* Exercise aim:
What is the number of lines that include the word "REFUSALS"? Provide only that figure.

BEGIN Supplied material

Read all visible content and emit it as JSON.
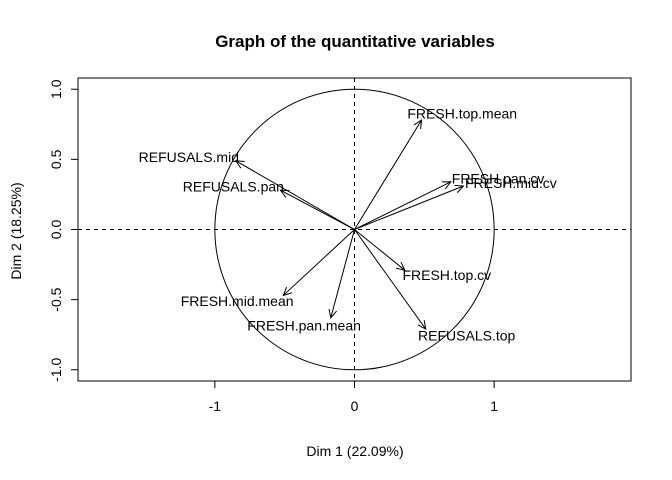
{
  "chart_data": {
    "type": "scatter",
    "title": "Graph of the quantitative variables",
    "xlabel": "Dim 1 (22.09%)",
    "ylabel": "Dim 2 (18.25%)",
    "xlim": [
      -1.98,
      1.98
    ],
    "ylim": [
      -1.08,
      1.08
    ],
    "x_ticks": [
      -1,
      0,
      1
    ],
    "y_ticks": [
      -1.0,
      -0.5,
      0.0,
      0.5,
      1.0
    ],
    "x_tick_labels": [
      "-1",
      "0",
      "1"
    ],
    "y_tick_labels": [
      "-1.0",
      "-0.5",
      "0.0",
      "0.5",
      "1.0"
    ],
    "unit_circle": true,
    "reference_lines": [
      0
    ],
    "legend": "none",
    "variables": [
      {
        "name": "FRESH.top.mean",
        "x": 0.48,
        "y": 0.78
      },
      {
        "name": "FRESH.pan.cv",
        "x": 0.69,
        "y": 0.34
      },
      {
        "name": "FRESH.mid.cv",
        "x": 0.78,
        "y": 0.31
      },
      {
        "name": "REFUSALS.mid",
        "x": -0.85,
        "y": 0.49
      },
      {
        "name": "REFUSALS.pan",
        "x": -0.53,
        "y": 0.28
      },
      {
        "name": "FRESH.top.cv",
        "x": 0.36,
        "y": -0.29
      },
      {
        "name": "FRESH.mid.mean",
        "x": -0.51,
        "y": -0.47
      },
      {
        "name": "FRESH.pan.mean",
        "x": -0.17,
        "y": -0.63
      },
      {
        "name": "REFUSALS.top",
        "x": 0.51,
        "y": -0.71
      }
    ]
  }
}
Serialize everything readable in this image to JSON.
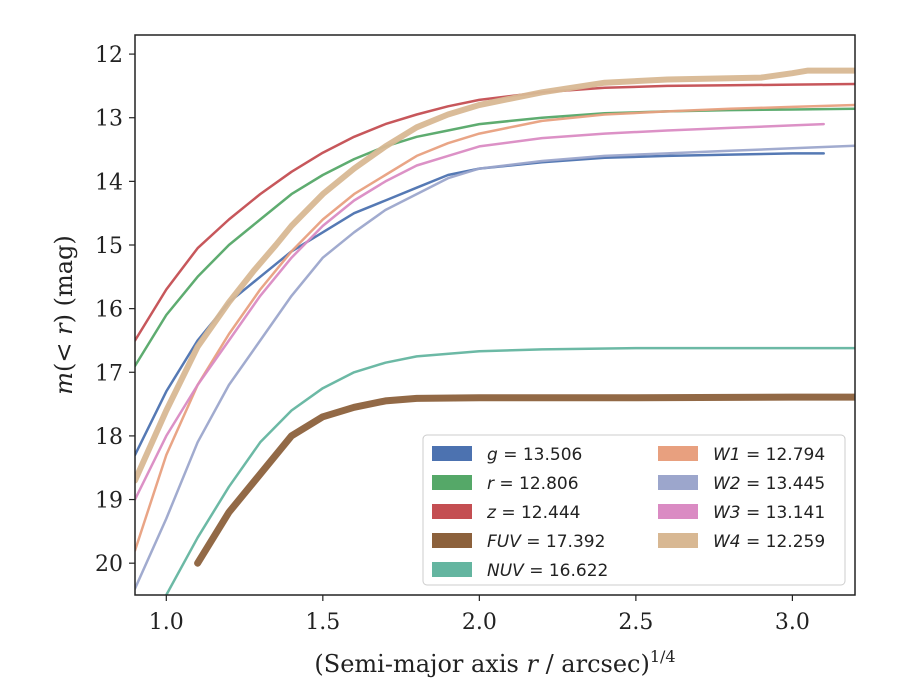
{
  "chart_data": {
    "type": "line",
    "xlabel": "(Semi-major axis r / arcsec)1/4",
    "ylabel": "m(< r) (mag)",
    "xlim": [
      0.9,
      3.2
    ],
    "ylim": [
      20.5,
      11.7
    ],
    "y_inverted": true,
    "x_ticks": [
      "1.0",
      "1.5",
      "2.0",
      "2.5",
      "3.0"
    ],
    "y_ticks": [
      "12",
      "13",
      "14",
      "15",
      "16",
      "17",
      "18",
      "19",
      "20"
    ],
    "grid": false,
    "legend_position": "lower-right",
    "legend_columns": 2,
    "series": [
      {
        "name": "g = 13.506",
        "color": "#4C72B0",
        "x": [
          0.9,
          1.0,
          1.1,
          1.2,
          1.3,
          1.4,
          1.5,
          1.6,
          1.7,
          1.8,
          1.9,
          2.0,
          2.2,
          2.4,
          2.6,
          2.8,
          3.0,
          3.1
        ],
        "y": [
          18.3,
          17.3,
          16.5,
          15.9,
          15.5,
          15.1,
          14.8,
          14.5,
          14.3,
          14.1,
          13.9,
          13.8,
          13.7,
          13.63,
          13.6,
          13.58,
          13.56,
          13.56
        ]
      },
      {
        "name": "r = 12.806",
        "color": "#55A868",
        "x": [
          0.9,
          1.0,
          1.1,
          1.2,
          1.3,
          1.4,
          1.5,
          1.6,
          1.7,
          1.8,
          1.9,
          2.0,
          2.2,
          2.4,
          2.6,
          2.8,
          3.0,
          3.2
        ],
        "y": [
          16.9,
          16.1,
          15.5,
          15.0,
          14.6,
          14.2,
          13.9,
          13.65,
          13.45,
          13.3,
          13.2,
          13.1,
          13.0,
          12.93,
          12.9,
          12.88,
          12.87,
          12.86
        ]
      },
      {
        "name": "z = 12.444",
        "color": "#C44E52",
        "x": [
          0.9,
          1.0,
          1.1,
          1.2,
          1.3,
          1.4,
          1.5,
          1.6,
          1.7,
          1.8,
          1.9,
          2.0,
          2.2,
          2.4,
          2.6,
          2.8,
          3.0,
          3.2
        ],
        "y": [
          16.5,
          15.7,
          15.05,
          14.6,
          14.2,
          13.85,
          13.55,
          13.3,
          13.1,
          12.95,
          12.82,
          12.72,
          12.6,
          12.53,
          12.5,
          12.49,
          12.48,
          12.47
        ]
      },
      {
        "name": "FUV = 17.392",
        "color": "#8C613C",
        "x": [
          1.1,
          1.2,
          1.3,
          1.4,
          1.5,
          1.6,
          1.7,
          1.8,
          2.0,
          2.5,
          3.0,
          3.2
        ],
        "y": [
          20.0,
          19.2,
          18.6,
          18.0,
          17.7,
          17.55,
          17.45,
          17.41,
          17.4,
          17.4,
          17.39,
          17.39
        ]
      },
      {
        "name": "NUV = 16.622",
        "color": "#64B5A0",
        "x": [
          1.0,
          1.1,
          1.2,
          1.3,
          1.4,
          1.5,
          1.6,
          1.7,
          1.8,
          2.0,
          2.2,
          2.5,
          2.8,
          3.2
        ],
        "y": [
          20.5,
          19.6,
          18.8,
          18.1,
          17.6,
          17.25,
          17.0,
          16.85,
          16.75,
          16.67,
          16.64,
          16.62,
          16.62,
          16.62
        ]
      },
      {
        "name": "W1 = 12.794",
        "color": "#E8A07F",
        "x": [
          0.9,
          1.0,
          1.1,
          1.2,
          1.3,
          1.4,
          1.5,
          1.6,
          1.7,
          1.8,
          1.9,
          2.0,
          2.2,
          2.4,
          2.6,
          2.8,
          3.0,
          3.2
        ],
        "y": [
          19.8,
          18.3,
          17.2,
          16.4,
          15.7,
          15.1,
          14.6,
          14.2,
          13.9,
          13.6,
          13.4,
          13.25,
          13.05,
          12.95,
          12.9,
          12.86,
          12.83,
          12.8
        ]
      },
      {
        "name": "W2 = 13.445",
        "color": "#9CA6CC",
        "x": [
          0.9,
          1.0,
          1.1,
          1.2,
          1.3,
          1.4,
          1.5,
          1.6,
          1.7,
          1.8,
          1.9,
          2.0,
          2.2,
          2.4,
          2.6,
          2.8,
          3.0,
          3.2
        ],
        "y": [
          20.4,
          19.3,
          18.1,
          17.2,
          16.5,
          15.8,
          15.2,
          14.8,
          14.45,
          14.2,
          13.95,
          13.8,
          13.68,
          13.6,
          13.56,
          13.52,
          13.48,
          13.44
        ]
      },
      {
        "name": "W3 = 13.141",
        "color": "#DA8BC3",
        "x": [
          0.9,
          1.0,
          1.1,
          1.2,
          1.3,
          1.4,
          1.5,
          1.6,
          1.7,
          1.8,
          1.9,
          2.0,
          2.2,
          2.4,
          2.6,
          2.8,
          3.0,
          3.1
        ],
        "y": [
          19.0,
          18.0,
          17.2,
          16.5,
          15.8,
          15.2,
          14.7,
          14.3,
          14.0,
          13.75,
          13.6,
          13.45,
          13.32,
          13.25,
          13.2,
          13.16,
          13.12,
          13.1
        ]
      },
      {
        "name": "W4 = 12.259",
        "color": "#D8B893",
        "x": [
          0.9,
          1.0,
          1.1,
          1.2,
          1.28,
          1.35,
          1.4,
          1.5,
          1.6,
          1.7,
          1.8,
          1.9,
          2.0,
          2.2,
          2.4,
          2.6,
          2.8,
          2.9,
          3.0,
          3.05,
          3.2
        ],
        "y": [
          18.7,
          17.6,
          16.6,
          15.9,
          15.4,
          15.0,
          14.7,
          14.2,
          13.8,
          13.45,
          13.15,
          12.95,
          12.8,
          12.6,
          12.45,
          12.4,
          12.38,
          12.37,
          12.3,
          12.26,
          12.26
        ]
      }
    ]
  },
  "legend": [
    {
      "var": "g",
      "value": "13.506"
    },
    {
      "var": "r",
      "value": "12.806"
    },
    {
      "var": "z",
      "value": "12.444"
    },
    {
      "var": "FUV",
      "value": "17.392"
    },
    {
      "var": "NUV",
      "value": "16.622"
    },
    {
      "var": "W1",
      "value": "12.794"
    },
    {
      "var": "W2",
      "value": "13.445"
    },
    {
      "var": "W3",
      "value": "13.141"
    },
    {
      "var": "W4",
      "value": "12.259"
    }
  ]
}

END Supplied material

* Task response:
3